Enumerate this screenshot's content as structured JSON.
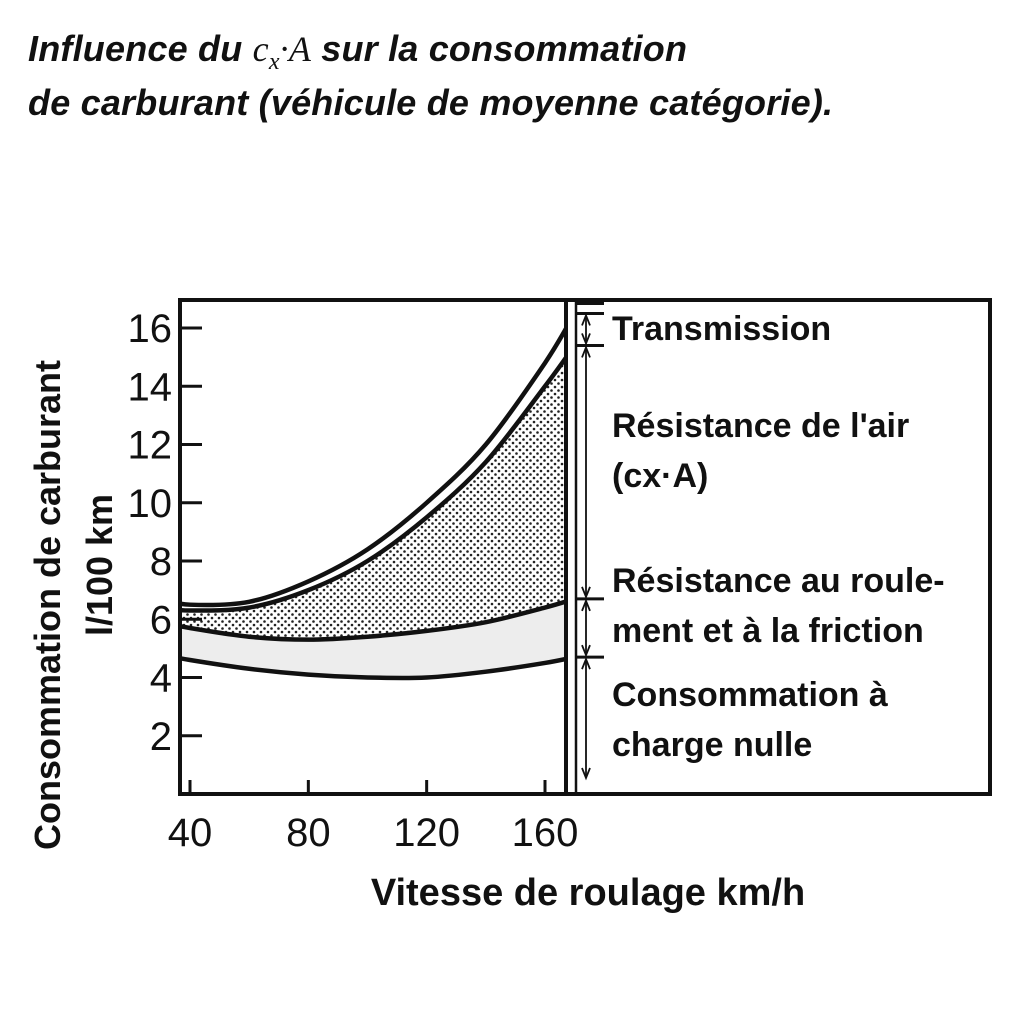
{
  "title": {
    "line1_before": "Influence du ",
    "symbol_c": "c",
    "symbol_sub": "x",
    "symbol_rest": "·A",
    "line1_after": " sur la consommation",
    "line2": "de carburant (véhicule de moyenne catégorie)."
  },
  "chart_data": {
    "type": "area",
    "xlabel": "Vitesse de roulage km/h",
    "ylabel_line1": "Consommation de carburant",
    "ylabel_line2": "l/100 km",
    "xlim": [
      30,
      170
    ],
    "ylim": [
      0,
      17
    ],
    "xticks": [
      40,
      80,
      120,
      160
    ],
    "yticks": [
      2,
      4,
      6,
      8,
      10,
      12,
      14,
      16
    ],
    "grid": false,
    "fill_colors": {
      "air_resistance": "#9a9a9a",
      "rolling_resistance": "#ededed"
    },
    "series": [
      {
        "name": "Consommation à charge nulle",
        "x": [
          30,
          40,
          60,
          80,
          100,
          120,
          140,
          160,
          170
        ],
        "y": [
          4.8,
          4.6,
          4.3,
          4.1,
          4.0,
          4.0,
          4.2,
          4.5,
          4.7
        ]
      },
      {
        "name": "Résistance au roulement et à la friction",
        "x": [
          30,
          40,
          60,
          80,
          100,
          120,
          140,
          160,
          170
        ],
        "y": [
          5.9,
          5.7,
          5.4,
          5.3,
          5.4,
          5.6,
          5.9,
          6.4,
          6.7
        ]
      },
      {
        "name": "Résistance de l'air (cx·A)",
        "x": [
          30,
          40,
          60,
          80,
          100,
          120,
          140,
          160,
          170
        ],
        "y": [
          6.4,
          6.3,
          6.4,
          7.0,
          8.0,
          9.5,
          11.4,
          14.0,
          15.4
        ]
      },
      {
        "name": "Transmission",
        "x": [
          30,
          40,
          60,
          80,
          100,
          120,
          140,
          160,
          170
        ],
        "y": [
          6.7,
          6.5,
          6.6,
          7.3,
          8.4,
          10.0,
          12.0,
          14.8,
          16.5
        ]
      }
    ],
    "legend_labels": [
      {
        "text_lines": [
          "Transmission"
        ],
        "range": [
          15.4,
          16.5
        ]
      },
      {
        "text_lines": [
          "Résistance de l'air",
          "(cx·A)"
        ],
        "range": [
          6.7,
          15.4
        ]
      },
      {
        "text_lines": [
          "Résistance au roule-",
          "ment et à la friction"
        ],
        "range": [
          4.7,
          6.7
        ]
      },
      {
        "text_lines": [
          "Consommation à",
          "charge nulle"
        ],
        "range": [
          0,
          4.7
        ]
      }
    ]
  }
}
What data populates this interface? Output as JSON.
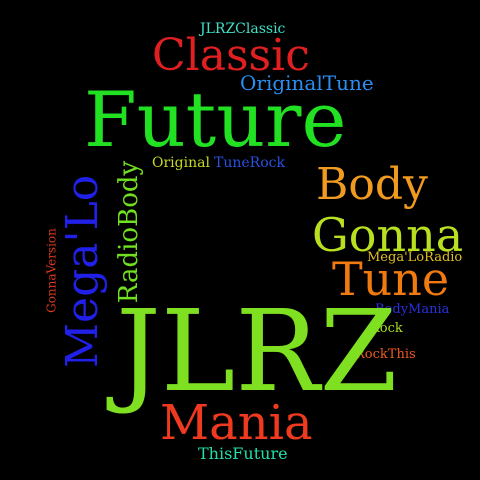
{
  "cloud": {
    "words": {
      "jlrzclassic": {
        "text": "JLRZClassic",
        "color": "#40e0c8"
      },
      "classic": {
        "text": "Classic",
        "color": "#e02020"
      },
      "originaltune": {
        "text": "OriginalTune",
        "color": "#2a8ef0"
      },
      "future": {
        "text": "Future",
        "color": "#22e022"
      },
      "original": {
        "text": "Original",
        "color": "#c8d820"
      },
      "tunerock": {
        "text": "TuneRock",
        "color": "#2a50e0"
      },
      "body": {
        "text": "Body",
        "color": "#f09a20"
      },
      "gonna": {
        "text": "Gonna",
        "color": "#b8e020"
      },
      "tune": {
        "text": "Tune",
        "color": "#f07a10"
      },
      "megaloradio": {
        "text": "Mega'LoRadio",
        "color": "#e0c020"
      },
      "bodymania": {
        "text": "BodyMania",
        "color": "#2a30e0"
      },
      "rock": {
        "text": "Rock",
        "color": "#a8e020"
      },
      "rockthis": {
        "text": "RockThis",
        "color": "#f05a20"
      },
      "jlrz": {
        "text": "JLRZ",
        "color": "#7ee020"
      },
      "mania": {
        "text": "Mania",
        "color": "#f03a20"
      },
      "thisfuture": {
        "text": "ThisFuture",
        "color": "#20e0a8"
      },
      "megalo": {
        "text": "Mega'Lo",
        "color": "#2020e8"
      },
      "radiobody": {
        "text": "RadioBody",
        "color": "#70e020"
      },
      "gonnaversion": {
        "text": "GonnaVersion",
        "color": "#e03a20"
      }
    }
  }
}
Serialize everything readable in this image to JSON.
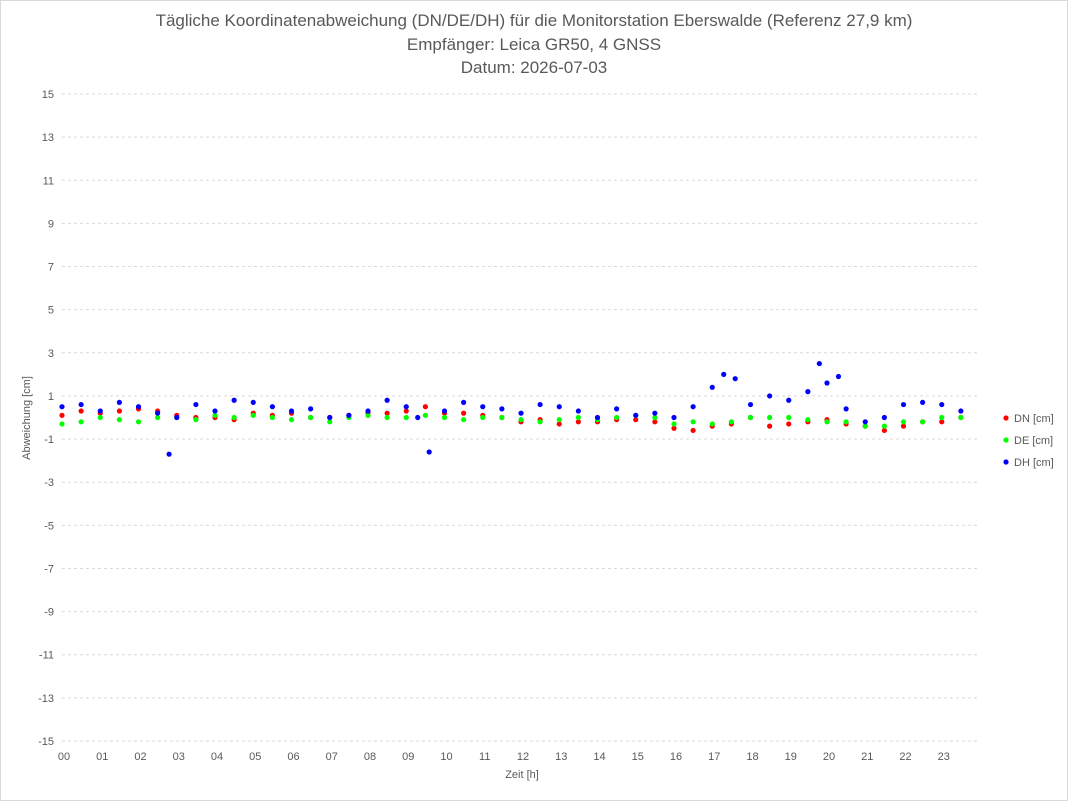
{
  "chart_data": {
    "type": "scatter",
    "title": "Tägliche Koordinatenabweichung (DN/DE/DH) für die Monitorstation Eberswalde (Referenz 27,9 km)",
    "subtitle": "Empfänger: Leica GR50, 4 GNSS",
    "date_line": "Datum: 2026-07-03",
    "xlabel": "Zeit [h]",
    "ylabel": "Abweichung [cm]",
    "xlim": [
      0,
      24
    ],
    "ylim": [
      -15,
      15
    ],
    "x_ticks": [
      "00",
      "01",
      "02",
      "03",
      "04",
      "05",
      "06",
      "07",
      "08",
      "09",
      "10",
      "11",
      "12",
      "13",
      "14",
      "15",
      "16",
      "17",
      "18",
      "19",
      "20",
      "21",
      "22",
      "23"
    ],
    "y_ticks": [
      15,
      13,
      11,
      9,
      7,
      5,
      3,
      1,
      -1,
      -3,
      -5,
      -7,
      -9,
      -11,
      -13,
      -15
    ],
    "grid": "horizontal dashed",
    "legend_position": "right",
    "colors": {
      "DN": "#ff0000",
      "DE": "#00ff00",
      "DH": "#0000ff"
    },
    "series": [
      {
        "name": "DN [cm]",
        "x": [
          0.0,
          0.5,
          1.0,
          1.5,
          2.0,
          2.5,
          3.0,
          3.5,
          4.0,
          4.5,
          5.0,
          5.5,
          6.0,
          6.5,
          7.0,
          7.5,
          8.0,
          8.5,
          9.0,
          9.5,
          10.0,
          10.5,
          11.0,
          11.5,
          12.0,
          12.5,
          13.0,
          13.5,
          14.0,
          14.5,
          15.0,
          15.5,
          16.0,
          16.5,
          17.0,
          17.5,
          18.0,
          18.5,
          19.0,
          19.5,
          20.0,
          20.5,
          21.0,
          21.5,
          22.0,
          22.5,
          23.0,
          23.5
        ],
        "y": [
          0.1,
          0.3,
          0.2,
          0.3,
          0.4,
          0.3,
          0.1,
          0.0,
          0.0,
          -0.1,
          0.2,
          0.1,
          0.2,
          0.0,
          0.0,
          0.1,
          0.2,
          0.2,
          0.3,
          0.5,
          0.2,
          0.2,
          0.1,
          0.0,
          -0.2,
          -0.1,
          -0.3,
          -0.2,
          -0.2,
          -0.1,
          -0.1,
          -0.2,
          -0.5,
          -0.6,
          -0.4,
          -0.3,
          0.0,
          -0.4,
          -0.3,
          -0.2,
          -0.1,
          -0.3,
          -0.4,
          -0.6,
          -0.4,
          -0.2,
          -0.2,
          0.0
        ]
      },
      {
        "name": "DE [cm]",
        "x": [
          0.0,
          0.5,
          1.0,
          1.5,
          2.0,
          2.5,
          3.0,
          3.5,
          4.0,
          4.5,
          5.0,
          5.5,
          6.0,
          6.5,
          7.0,
          7.5,
          8.0,
          8.5,
          9.0,
          9.5,
          10.0,
          10.5,
          11.0,
          11.5,
          12.0,
          12.5,
          13.0,
          13.5,
          14.0,
          14.5,
          15.0,
          15.5,
          16.0,
          16.5,
          17.0,
          17.5,
          18.0,
          18.5,
          19.0,
          19.5,
          20.0,
          20.5,
          21.0,
          21.5,
          22.0,
          22.5,
          23.0,
          23.5
        ],
        "y": [
          -0.3,
          -0.2,
          0.0,
          -0.1,
          -0.2,
          0.0,
          0.0,
          -0.1,
          0.1,
          0.0,
          0.1,
          0.0,
          -0.1,
          0.0,
          -0.2,
          0.0,
          0.1,
          0.0,
          0.0,
          0.1,
          0.0,
          -0.1,
          0.0,
          0.0,
          -0.1,
          -0.2,
          -0.1,
          0.0,
          -0.1,
          0.0,
          0.1,
          0.0,
          -0.3,
          -0.2,
          -0.3,
          -0.2,
          0.0,
          0.0,
          0.0,
          -0.1,
          -0.2,
          -0.2,
          -0.4,
          -0.4,
          -0.2,
          -0.2,
          0.0,
          0.0
        ]
      },
      {
        "name": "DH [cm]",
        "x": [
          0.0,
          0.5,
          1.0,
          1.5,
          2.0,
          2.5,
          2.8,
          3.0,
          3.5,
          4.0,
          4.5,
          5.0,
          5.5,
          6.0,
          6.5,
          7.0,
          7.5,
          8.0,
          8.5,
          9.0,
          9.3,
          9.6,
          10.0,
          10.5,
          11.0,
          11.5,
          12.0,
          12.5,
          13.0,
          13.5,
          14.0,
          14.5,
          15.0,
          15.5,
          16.0,
          16.5,
          17.0,
          17.3,
          17.6,
          18.0,
          18.5,
          19.0,
          19.5,
          19.8,
          20.0,
          20.3,
          20.5,
          21.0,
          21.5,
          22.0,
          22.5,
          23.0,
          23.5
        ],
        "y": [
          0.5,
          0.6,
          0.3,
          0.7,
          0.5,
          0.2,
          -1.7,
          0.0,
          0.6,
          0.3,
          0.8,
          0.7,
          0.5,
          0.3,
          0.4,
          0.0,
          0.1,
          0.3,
          0.8,
          0.5,
          0.0,
          -1.6,
          0.3,
          0.7,
          0.5,
          0.4,
          0.2,
          0.6,
          0.5,
          0.3,
          0.0,
          0.4,
          0.1,
          0.2,
          0.0,
          0.5,
          1.4,
          2.0,
          1.8,
          0.6,
          1.0,
          0.8,
          1.2,
          2.5,
          1.6,
          1.9,
          0.4,
          -0.2,
          0.0,
          0.6,
          0.7,
          0.6,
          0.3
        ]
      }
    ]
  }
}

▸ JOB
Find and copy every line in the entries above where the string "charge" occurs.

▸ THE RESULT
        "name": "Consommation à charge nulle",
          "charge nulle"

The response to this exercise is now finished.